Collected data:

_____

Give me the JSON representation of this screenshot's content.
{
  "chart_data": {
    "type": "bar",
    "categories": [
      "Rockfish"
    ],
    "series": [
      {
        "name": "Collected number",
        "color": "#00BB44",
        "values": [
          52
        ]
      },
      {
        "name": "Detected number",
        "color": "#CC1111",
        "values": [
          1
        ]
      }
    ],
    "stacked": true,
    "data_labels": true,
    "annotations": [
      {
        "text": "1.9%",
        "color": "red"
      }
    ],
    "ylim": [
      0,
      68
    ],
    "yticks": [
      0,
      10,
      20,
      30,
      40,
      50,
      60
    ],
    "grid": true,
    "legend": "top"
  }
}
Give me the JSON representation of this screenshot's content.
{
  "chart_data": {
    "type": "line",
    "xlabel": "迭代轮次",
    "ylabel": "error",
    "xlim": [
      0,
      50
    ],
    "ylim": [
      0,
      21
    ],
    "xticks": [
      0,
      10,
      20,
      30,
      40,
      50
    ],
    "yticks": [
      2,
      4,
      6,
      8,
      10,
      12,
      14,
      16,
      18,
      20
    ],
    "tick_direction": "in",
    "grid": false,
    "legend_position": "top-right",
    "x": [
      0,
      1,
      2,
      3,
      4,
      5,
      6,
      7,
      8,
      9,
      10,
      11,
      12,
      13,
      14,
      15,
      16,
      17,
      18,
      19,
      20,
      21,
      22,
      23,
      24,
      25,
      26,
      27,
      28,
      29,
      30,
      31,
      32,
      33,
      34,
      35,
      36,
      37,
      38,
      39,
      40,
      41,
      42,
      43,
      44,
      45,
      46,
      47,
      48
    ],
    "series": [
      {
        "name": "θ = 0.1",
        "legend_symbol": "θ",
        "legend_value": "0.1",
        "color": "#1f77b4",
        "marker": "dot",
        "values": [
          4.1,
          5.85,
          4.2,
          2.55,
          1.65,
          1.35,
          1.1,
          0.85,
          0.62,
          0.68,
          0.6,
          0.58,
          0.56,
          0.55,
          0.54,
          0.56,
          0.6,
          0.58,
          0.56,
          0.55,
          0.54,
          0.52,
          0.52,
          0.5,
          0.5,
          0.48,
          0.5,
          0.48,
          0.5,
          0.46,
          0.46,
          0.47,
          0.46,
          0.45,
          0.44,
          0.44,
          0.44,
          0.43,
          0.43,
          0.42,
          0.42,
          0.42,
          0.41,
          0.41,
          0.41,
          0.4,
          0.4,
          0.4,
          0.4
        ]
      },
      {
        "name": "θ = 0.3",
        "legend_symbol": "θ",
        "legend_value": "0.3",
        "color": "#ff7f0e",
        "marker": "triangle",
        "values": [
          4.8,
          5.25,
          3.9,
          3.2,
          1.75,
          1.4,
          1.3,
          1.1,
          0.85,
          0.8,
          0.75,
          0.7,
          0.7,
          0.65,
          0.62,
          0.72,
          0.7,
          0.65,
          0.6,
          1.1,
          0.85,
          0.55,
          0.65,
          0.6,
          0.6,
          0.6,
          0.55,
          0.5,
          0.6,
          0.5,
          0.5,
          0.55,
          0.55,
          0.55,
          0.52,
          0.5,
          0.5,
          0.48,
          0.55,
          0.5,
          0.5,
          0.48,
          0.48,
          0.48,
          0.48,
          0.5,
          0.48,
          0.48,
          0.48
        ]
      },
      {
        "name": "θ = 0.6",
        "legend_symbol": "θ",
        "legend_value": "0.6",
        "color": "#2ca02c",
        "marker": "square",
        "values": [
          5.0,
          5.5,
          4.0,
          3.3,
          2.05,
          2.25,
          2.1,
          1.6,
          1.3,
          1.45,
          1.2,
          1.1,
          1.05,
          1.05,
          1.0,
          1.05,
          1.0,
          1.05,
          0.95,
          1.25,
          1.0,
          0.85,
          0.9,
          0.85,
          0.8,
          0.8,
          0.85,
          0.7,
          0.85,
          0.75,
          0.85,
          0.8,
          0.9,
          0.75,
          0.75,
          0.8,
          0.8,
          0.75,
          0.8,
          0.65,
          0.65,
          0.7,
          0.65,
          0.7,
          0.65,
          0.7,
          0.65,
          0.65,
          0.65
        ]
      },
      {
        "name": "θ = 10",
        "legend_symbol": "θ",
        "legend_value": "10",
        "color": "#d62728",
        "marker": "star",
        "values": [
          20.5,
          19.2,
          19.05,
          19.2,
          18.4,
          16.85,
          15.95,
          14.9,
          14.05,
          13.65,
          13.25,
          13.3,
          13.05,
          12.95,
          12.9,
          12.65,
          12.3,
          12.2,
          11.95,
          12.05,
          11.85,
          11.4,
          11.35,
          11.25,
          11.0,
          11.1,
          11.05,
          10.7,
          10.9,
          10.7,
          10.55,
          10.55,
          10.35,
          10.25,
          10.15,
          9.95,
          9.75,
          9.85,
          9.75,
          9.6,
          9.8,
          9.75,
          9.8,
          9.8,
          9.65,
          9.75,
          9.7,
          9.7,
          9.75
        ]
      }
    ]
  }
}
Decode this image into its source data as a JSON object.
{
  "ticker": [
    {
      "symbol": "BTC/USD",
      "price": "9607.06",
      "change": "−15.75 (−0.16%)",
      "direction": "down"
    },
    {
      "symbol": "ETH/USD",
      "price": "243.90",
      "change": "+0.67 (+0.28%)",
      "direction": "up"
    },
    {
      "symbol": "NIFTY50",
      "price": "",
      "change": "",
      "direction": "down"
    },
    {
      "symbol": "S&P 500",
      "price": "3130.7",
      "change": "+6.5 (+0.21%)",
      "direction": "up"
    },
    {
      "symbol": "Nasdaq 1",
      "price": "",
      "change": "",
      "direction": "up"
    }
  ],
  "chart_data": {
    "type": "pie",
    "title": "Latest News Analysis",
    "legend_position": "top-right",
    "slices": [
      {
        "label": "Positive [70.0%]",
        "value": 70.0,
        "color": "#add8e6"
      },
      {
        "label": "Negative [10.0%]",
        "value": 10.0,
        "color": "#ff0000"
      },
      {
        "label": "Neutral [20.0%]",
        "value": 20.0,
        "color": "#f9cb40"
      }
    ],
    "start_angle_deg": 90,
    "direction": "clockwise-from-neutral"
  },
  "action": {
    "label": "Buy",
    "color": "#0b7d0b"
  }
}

_____

__DO THIS__.
Type out the whole listing above again, exactly as it stands.

__OUTPUT OF THE TASK__.
Give me the JSON representation of this screenshot's content.
{
  "chart_data": {
    "type": "bar",
    "categories": [
      "Rockfish"
    ],
    "series": [
      {
        "name": "Collected number",
        "color": "#00BB44",
        "values": [
          52
        ]
      },
      {
        "name": "Detected number",
        "color": "#CC1111",
        "values": [
          1
        ]
      }
    ],
    "stacked": true,
    "data_labels": true,
    "annotations": [
      {
        "text": "1.9%",
        "color": "red"
      }
    ],
    "ylim": [
      0,
      68
    ],
    "yticks": [
      0,
      10,
      20,
      30,
      40,
      50,
      60
    ],
    "grid": true,
    "legend": "top"
  }
}
Give me the JSON representation of this screenshot's content.
{
  "chart_data": {
    "type": "line",
    "xlabel": "迭代轮次",
    "ylabel": "error",
    "xlim": [
      0,
      50
    ],
    "ylim": [
      0,
      21
    ],
    "xticks": [
      0,
      10,
      20,
      30,
      40,
      50
    ],
    "yticks": [
      2,
      4,
      6,
      8,
      10,
      12,
      14,
      16,
      18,
      20
    ],
    "tick_direction": "in",
    "grid": false,
    "legend_position": "top-right",
    "x": [
      0,
      1,
      2,
      3,
      4,
      5,
      6,
      7,
      8,
      9,
      10,
      11,
      12,
      13,
      14,
      15,
      16,
      17,
      18,
      19,
      20,
      21,
      22,
      23,
      24,
      25,
      26,
      27,
      28,
      29,
      30,
      31,
      32,
      33,
      34,
      35,
      36,
      37,
      38,
      39,
      40,
      41,
      42,
      43,
      44,
      45,
      46,
      47,
      48
    ],
    "series": [
      {
        "name": "θ = 0.1",
        "legend_symbol": "θ",
        "legend_value": "0.1",
        "color": "#1f77b4",
        "marker": "dot",
        "values": [
          4.1,
          5.85,
          4.2,
          2.55,
          1.65,
          1.35,
          1.1,
          0.85,
          0.62,
          0.68,
          0.6,
          0.58,
          0.56,
          0.55,
          0.54,
          0.56,
          0.6,
          0.58,
          0.56,
          0.55,
          0.54,
          0.52,
          0.52,
          0.5,
          0.5,
          0.48,
          0.5,
          0.48,
          0.5,
          0.46,
          0.46,
          0.47,
          0.46,
          0.45,
          0.44,
          0.44,
          0.44,
          0.43,
          0.43,
          0.42,
          0.42,
          0.42,
          0.41,
          0.41,
          0.41,
          0.4,
          0.4,
          0.4,
          0.4
        ]
      },
      {
        "name": "θ = 0.3",
        "legend_symbol": "θ",
        "legend_value": "0.3",
        "color": "#ff7f0e",
        "marker": "triangle",
        "values": [
          4.8,
          5.25,
          3.9,
          3.2,
          1.75,
          1.4,
          1.3,
          1.1,
          0.85,
          0.8,
          0.75,
          0.7,
          0.7,
          0.65,
          0.62,
          0.72,
          0.7,
          0.65,
          0.6,
          1.1,
          0.85,
          0.55,
          0.65,
          0.6,
          0.6,
          0.6,
          0.55,
          0.5,
          0.6,
          0.5,
          0.5,
          0.55,
          0.55,
          0.55,
          0.52,
          0.5,
          0.5,
          0.48,
          0.55,
          0.5,
          0.5,
          0.48,
          0.48,
          0.48,
          0.48,
          0.5,
          0.48,
          0.48,
          0.48
        ]
      },
      {
        "name": "θ = 0.6",
        "legend_symbol": "θ",
        "legend_value": "0.6",
        "color": "#2ca02c",
        "marker": "square",
        "values": [
          5.0,
          5.5,
          4.0,
          3.3,
          2.05,
          2.25,
          2.1,
          1.6,
          1.3,
          1.45,
          1.2,
          1.1,
          1.05,
          1.05,
          1.0,
          1.05,
          1.0,
          1.05,
          0.95,
          1.25,
          1.0,
          0.85,
          0.9,
          0.85,
          0.8,
          0.8,
          0.85,
          0.7,
          0.85,
          0.75,
          0.85,
          0.8,
          0.9,
          0.75,
          0.75,
          0.8,
          0.8,
          0.75,
          0.8,
          0.65,
          0.65,
          0.7,
          0.65,
          0.7,
          0.65,
          0.7,
          0.65,
          0.65,
          0.65
        ]
      },
      {
        "name": "θ = 10",
        "legend_symbol": "θ",
        "legend_value": "10",
        "color": "#d62728",
        "marker": "star",
        "values": [
          20.5,
          19.2,
          19.05,
          19.2,
          18.4,
          16.85,
          15.95,
          14.9,
          14.05,
          13.65,
          13.25,
          13.3,
          13.05,
          12.95,
          12.9,
          12.65,
          12.3,
          12.2,
          11.95,
          12.05,
          11.85,
          11.4,
          11.35,
          11.25,
          11.0,
          11.1,
          11.05,
          10.7,
          10.9,
          10.7,
          10.55,
          10.55,
          10.35,
          10.25,
          10.15,
          9.95,
          9.75,
          9.85,
          9.75,
          9.6,
          9.8,
          9.75,
          9.8,
          9.8,
          9.65,
          9.75,
          9.7,
          9.7,
          9.75
        ]
      }
    ]
  }
}
Decode this image into its source data as a JSON object.
{
  "ticker": [
    {
      "symbol": "BTC/USD",
      "price": "9607.06",
      "change": "−15.75 (−0.16%)",
      "direction": "down"
    },
    {
      "symbol": "ETH/USD",
      "price": "243.90",
      "change": "+0.67 (+0.28%)",
      "direction": "up"
    },
    {
      "symbol": "NIFTY50",
      "price": "",
      "change": "",
      "direction": "down"
    },
    {
      "symbol": "S&P 500",
      "price": "3130.7",
      "change": "+6.5 (+0.21%)",
      "direction": "up"
    },
    {
      "symbol": "Nasdaq 1",
      "price": "",
      "change": "",
      "direction": "up"
    }
  ],
  "chart_data": {
    "type": "pie",
    "title": "Latest News Analysis",
    "legend_position": "top-right",
    "slices": [
      {
        "label": "Positive [70.0%]",
        "value": 70.0,
        "color": "#add8e6"
      },
      {
        "label": "Negative [10.0%]",
        "value": 10.0,
        "color": "#ff0000"
      },
      {
        "label": "Neutral [20.0%]",
        "value": 20.0,
        "color": "#f9cb40"
      }
    ],
    "start_angle_deg": 90,
    "direction": "clockwise-from-neutral"
  },
  "action": {
    "label": "Buy",
    "color": "#0b7d0b"
  }
}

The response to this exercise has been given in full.